Material to process:
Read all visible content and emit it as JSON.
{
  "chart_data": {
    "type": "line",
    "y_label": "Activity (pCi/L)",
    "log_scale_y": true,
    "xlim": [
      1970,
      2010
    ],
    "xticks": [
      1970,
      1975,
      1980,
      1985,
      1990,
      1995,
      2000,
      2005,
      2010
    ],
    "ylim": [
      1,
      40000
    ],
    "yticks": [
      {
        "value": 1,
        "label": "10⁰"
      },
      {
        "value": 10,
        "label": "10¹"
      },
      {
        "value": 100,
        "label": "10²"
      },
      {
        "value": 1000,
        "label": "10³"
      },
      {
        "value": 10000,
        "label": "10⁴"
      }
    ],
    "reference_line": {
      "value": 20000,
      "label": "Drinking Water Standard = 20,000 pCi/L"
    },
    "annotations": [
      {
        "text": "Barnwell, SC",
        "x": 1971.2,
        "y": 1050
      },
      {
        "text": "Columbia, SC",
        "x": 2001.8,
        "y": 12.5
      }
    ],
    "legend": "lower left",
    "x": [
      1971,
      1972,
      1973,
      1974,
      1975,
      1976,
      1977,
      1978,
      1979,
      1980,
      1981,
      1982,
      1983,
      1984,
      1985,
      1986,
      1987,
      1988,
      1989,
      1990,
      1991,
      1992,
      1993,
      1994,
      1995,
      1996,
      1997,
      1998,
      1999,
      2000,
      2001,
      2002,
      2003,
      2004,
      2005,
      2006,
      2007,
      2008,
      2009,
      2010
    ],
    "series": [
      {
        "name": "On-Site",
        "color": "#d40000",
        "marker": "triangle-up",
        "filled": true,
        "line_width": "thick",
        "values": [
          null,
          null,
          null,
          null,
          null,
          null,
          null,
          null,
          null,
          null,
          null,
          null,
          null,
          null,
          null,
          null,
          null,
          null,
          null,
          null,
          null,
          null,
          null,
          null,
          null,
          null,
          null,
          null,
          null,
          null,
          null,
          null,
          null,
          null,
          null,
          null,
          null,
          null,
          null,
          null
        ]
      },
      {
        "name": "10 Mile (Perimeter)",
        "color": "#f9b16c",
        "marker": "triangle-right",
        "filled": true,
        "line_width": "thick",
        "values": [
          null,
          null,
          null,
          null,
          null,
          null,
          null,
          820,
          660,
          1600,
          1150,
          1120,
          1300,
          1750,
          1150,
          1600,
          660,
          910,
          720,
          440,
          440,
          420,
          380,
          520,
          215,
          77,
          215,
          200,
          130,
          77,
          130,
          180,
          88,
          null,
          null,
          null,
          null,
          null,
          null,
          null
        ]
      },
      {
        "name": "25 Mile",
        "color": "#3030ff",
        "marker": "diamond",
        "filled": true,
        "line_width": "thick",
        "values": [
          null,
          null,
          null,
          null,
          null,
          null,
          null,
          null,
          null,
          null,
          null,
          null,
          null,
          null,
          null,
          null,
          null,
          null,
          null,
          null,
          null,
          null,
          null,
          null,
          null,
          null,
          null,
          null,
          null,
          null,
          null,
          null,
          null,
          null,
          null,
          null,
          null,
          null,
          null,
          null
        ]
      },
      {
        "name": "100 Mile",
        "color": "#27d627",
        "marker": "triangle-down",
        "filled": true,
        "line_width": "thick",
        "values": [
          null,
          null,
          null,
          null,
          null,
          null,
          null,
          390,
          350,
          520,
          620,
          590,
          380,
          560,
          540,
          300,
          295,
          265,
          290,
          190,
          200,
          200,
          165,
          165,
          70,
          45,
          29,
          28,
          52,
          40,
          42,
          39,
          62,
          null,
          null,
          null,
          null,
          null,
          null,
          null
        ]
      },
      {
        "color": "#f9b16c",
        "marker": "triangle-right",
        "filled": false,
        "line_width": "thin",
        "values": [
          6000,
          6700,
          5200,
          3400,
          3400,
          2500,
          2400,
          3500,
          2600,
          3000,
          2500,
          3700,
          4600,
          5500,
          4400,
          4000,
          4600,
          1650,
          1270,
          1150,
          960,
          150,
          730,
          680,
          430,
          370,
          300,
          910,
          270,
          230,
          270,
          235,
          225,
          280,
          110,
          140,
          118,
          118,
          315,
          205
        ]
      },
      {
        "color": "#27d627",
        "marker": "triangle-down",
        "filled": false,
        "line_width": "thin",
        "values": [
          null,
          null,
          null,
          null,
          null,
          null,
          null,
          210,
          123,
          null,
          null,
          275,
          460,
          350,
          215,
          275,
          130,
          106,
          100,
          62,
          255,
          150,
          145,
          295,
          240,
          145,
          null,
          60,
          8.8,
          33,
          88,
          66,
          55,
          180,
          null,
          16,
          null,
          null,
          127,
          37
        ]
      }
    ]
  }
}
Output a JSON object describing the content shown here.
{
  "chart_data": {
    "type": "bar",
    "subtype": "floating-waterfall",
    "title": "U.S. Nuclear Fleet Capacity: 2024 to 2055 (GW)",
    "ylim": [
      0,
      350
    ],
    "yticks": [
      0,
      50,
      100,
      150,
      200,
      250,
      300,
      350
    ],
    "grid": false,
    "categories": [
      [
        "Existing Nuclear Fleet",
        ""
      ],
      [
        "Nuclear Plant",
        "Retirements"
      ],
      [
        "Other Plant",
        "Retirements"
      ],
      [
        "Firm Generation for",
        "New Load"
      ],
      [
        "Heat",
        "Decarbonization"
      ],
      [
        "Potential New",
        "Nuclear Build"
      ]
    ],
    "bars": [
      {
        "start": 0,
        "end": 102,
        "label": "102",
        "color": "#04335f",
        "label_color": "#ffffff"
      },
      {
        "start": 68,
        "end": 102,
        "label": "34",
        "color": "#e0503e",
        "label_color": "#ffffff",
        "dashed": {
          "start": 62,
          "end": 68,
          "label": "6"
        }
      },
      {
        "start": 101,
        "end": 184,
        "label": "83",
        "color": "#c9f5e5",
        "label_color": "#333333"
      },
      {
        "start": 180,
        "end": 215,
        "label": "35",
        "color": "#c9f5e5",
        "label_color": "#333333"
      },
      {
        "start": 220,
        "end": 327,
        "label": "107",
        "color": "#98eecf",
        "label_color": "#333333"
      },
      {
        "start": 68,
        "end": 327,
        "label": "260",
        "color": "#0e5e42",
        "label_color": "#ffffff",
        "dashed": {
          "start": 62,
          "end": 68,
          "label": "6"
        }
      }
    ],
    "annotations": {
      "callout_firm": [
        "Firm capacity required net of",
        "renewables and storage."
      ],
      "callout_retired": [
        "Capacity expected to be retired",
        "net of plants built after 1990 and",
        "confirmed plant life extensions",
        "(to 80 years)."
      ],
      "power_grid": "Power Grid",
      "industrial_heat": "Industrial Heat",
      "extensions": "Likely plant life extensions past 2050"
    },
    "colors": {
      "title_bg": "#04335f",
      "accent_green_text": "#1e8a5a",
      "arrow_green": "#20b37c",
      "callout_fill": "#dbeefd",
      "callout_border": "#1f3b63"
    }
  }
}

Objective:
All of the data above should be transcribed exactly.

Reply:
Read all visible content and emit it as JSON.
{
  "chart_data": {
    "type": "line",
    "y_label": "Activity (pCi/L)",
    "log_scale_y": true,
    "xlim": [
      1970,
      2010
    ],
    "xticks": [
      1970,
      1975,
      1980,
      1985,
      1990,
      1995,
      2000,
      2005,
      2010
    ],
    "ylim": [
      1,
      40000
    ],
    "yticks": [
      {
        "value": 1,
        "label": "10⁰"
      },
      {
        "value": 10,
        "label": "10¹"
      },
      {
        "value": 100,
        "label": "10²"
      },
      {
        "value": 1000,
        "label": "10³"
      },
      {
        "value": 10000,
        "label": "10⁴"
      }
    ],
    "reference_line": {
      "value": 20000,
      "label": "Drinking Water Standard = 20,000 pCi/L"
    },
    "annotations": [
      {
        "text": "Barnwell, SC",
        "x": 1971.2,
        "y": 1050
      },
      {
        "text": "Columbia, SC",
        "x": 2001.8,
        "y": 12.5
      }
    ],
    "legend": "lower left",
    "x": [
      1971,
      1972,
      1973,
      1974,
      1975,
      1976,
      1977,
      1978,
      1979,
      1980,
      1981,
      1982,
      1983,
      1984,
      1985,
      1986,
      1987,
      1988,
      1989,
      1990,
      1991,
      1992,
      1993,
      1994,
      1995,
      1996,
      1997,
      1998,
      1999,
      2000,
      2001,
      2002,
      2003,
      2004,
      2005,
      2006,
      2007,
      2008,
      2009,
      2010
    ],
    "series": [
      {
        "name": "On-Site",
        "color": "#d40000",
        "marker": "triangle-up",
        "filled": true,
        "line_width": "thick",
        "values": [
          null,
          null,
          null,
          null,
          null,
          null,
          null,
          null,
          null,
          null,
          null,
          null,
          null,
          null,
          null,
          null,
          null,
          null,
          null,
          null,
          null,
          null,
          null,
          null,
          null,
          null,
          null,
          null,
          null,
          null,
          null,
          null,
          null,
          null,
          null,
          null,
          null,
          null,
          null,
          null
        ]
      },
      {
        "name": "10 Mile (Perimeter)",
        "color": "#f9b16c",
        "marker": "triangle-right",
        "filled": true,
        "line_width": "thick",
        "values": [
          null,
          null,
          null,
          null,
          null,
          null,
          null,
          820,
          660,
          1600,
          1150,
          1120,
          1300,
          1750,
          1150,
          1600,
          660,
          910,
          720,
          440,
          440,
          420,
          380,
          520,
          215,
          77,
          215,
          200,
          130,
          77,
          130,
          180,
          88,
          null,
          null,
          null,
          null,
          null,
          null,
          null
        ]
      },
      {
        "name": "25 Mile",
        "color": "#3030ff",
        "marker": "diamond",
        "filled": true,
        "line_width": "thick",
        "values": [
          null,
          null,
          null,
          null,
          null,
          null,
          null,
          null,
          null,
          null,
          null,
          null,
          null,
          null,
          null,
          null,
          null,
          null,
          null,
          null,
          null,
          null,
          null,
          null,
          null,
          null,
          null,
          null,
          null,
          null,
          null,
          null,
          null,
          null,
          null,
          null,
          null,
          null,
          null,
          null
        ]
      },
      {
        "name": "100 Mile",
        "color": "#27d627",
        "marker": "triangle-down",
        "filled": true,
        "line_width": "thick",
        "values": [
          null,
          null,
          null,
          null,
          null,
          null,
          null,
          390,
          350,
          520,
          620,
          590,
          380,
          560,
          540,
          300,
          295,
          265,
          290,
          190,
          200,
          200,
          165,
          165,
          70,
          45,
          29,
          28,
          52,
          40,
          42,
          39,
          62,
          null,
          null,
          null,
          null,
          null,
          null,
          null
        ]
      },
      {
        "color": "#f9b16c",
        "marker": "triangle-right",
        "filled": false,
        "line_width": "thin",
        "values": [
          6000,
          6700,
          5200,
          3400,
          3400,
          2500,
          2400,
          3500,
          2600,
          3000,
          2500,
          3700,
          4600,
          5500,
          4400,
          4000,
          4600,
          1650,
          1270,
          1150,
          960,
          150,
          730,
          680,
          430,
          370,
          300,
          910,
          270,
          230,
          270,
          235,
          225,
          280,
          110,
          140,
          118,
          118,
          315,
          205
        ]
      },
      {
        "color": "#27d627",
        "marker": "triangle-down",
        "filled": false,
        "line_width": "thin",
        "values": [
          null,
          null,
          null,
          null,
          null,
          null,
          null,
          210,
          123,
          null,
          null,
          275,
          460,
          350,
          215,
          275,
          130,
          106,
          100,
          62,
          255,
          150,
          145,
          295,
          240,
          145,
          null,
          60,
          8.8,
          33,
          88,
          66,
          55,
          180,
          null,
          16,
          null,
          null,
          127,
          37
        ]
      }
    ]
  }
}
Output a JSON object describing the content shown here.
{
  "chart_data": {
    "type": "bar",
    "subtype": "floating-waterfall",
    "title": "U.S. Nuclear Fleet Capacity: 2024 to 2055 (GW)",
    "ylim": [
      0,
      350
    ],
    "yticks": [
      0,
      50,
      100,
      150,
      200,
      250,
      300,
      350
    ],
    "grid": false,
    "categories": [
      [
        "Existing Nuclear Fleet",
        ""
      ],
      [
        "Nuclear Plant",
        "Retirements"
      ],
      [
        "Other Plant",
        "Retirements"
      ],
      [
        "Firm Generation for",
        "New Load"
      ],
      [
        "Heat",
        "Decarbonization"
      ],
      [
        "Potential New",
        "Nuclear Build"
      ]
    ],
    "bars": [
      {
        "start": 0,
        "end": 102,
        "label": "102",
        "color": "#04335f",
        "label_color": "#ffffff"
      },
      {
        "start": 68,
        "end": 102,
        "label": "34",
        "color": "#e0503e",
        "label_color": "#ffffff",
        "dashed": {
          "start": 62,
          "end": 68,
          "label": "6"
        }
      },
      {
        "start": 101,
        "end": 184,
        "label": "83",
        "color": "#c9f5e5",
        "label_color": "#333333"
      },
      {
        "start": 180,
        "end": 215,
        "label": "35",
        "color": "#c9f5e5",
        "label_color": "#333333"
      },
      {
        "start": 220,
        "end": 327,
        "label": "107",
        "color": "#98eecf",
        "label_color": "#333333"
      },
      {
        "start": 68,
        "end": 327,
        "label": "260",
        "color": "#0e5e42",
        "label_color": "#ffffff",
        "dashed": {
          "start": 62,
          "end": 68,
          "label": "6"
        }
      }
    ],
    "annotations": {
      "callout_firm": [
        "Firm capacity required net of",
        "renewables and storage."
      ],
      "callout_retired": [
        "Capacity expected to be retired",
        "net of plants built after 1990 and",
        "confirmed plant life extensions",
        "(to 80 years)."
      ],
      "power_grid": "Power Grid",
      "industrial_heat": "Industrial Heat",
      "extensions": "Likely plant life extensions past 2050"
    },
    "colors": {
      "title_bg": "#04335f",
      "accent_green_text": "#1e8a5a",
      "arrow_green": "#20b37c",
      "callout_fill": "#dbeefd",
      "callout_border": "#1f3b63"
    }
  }
}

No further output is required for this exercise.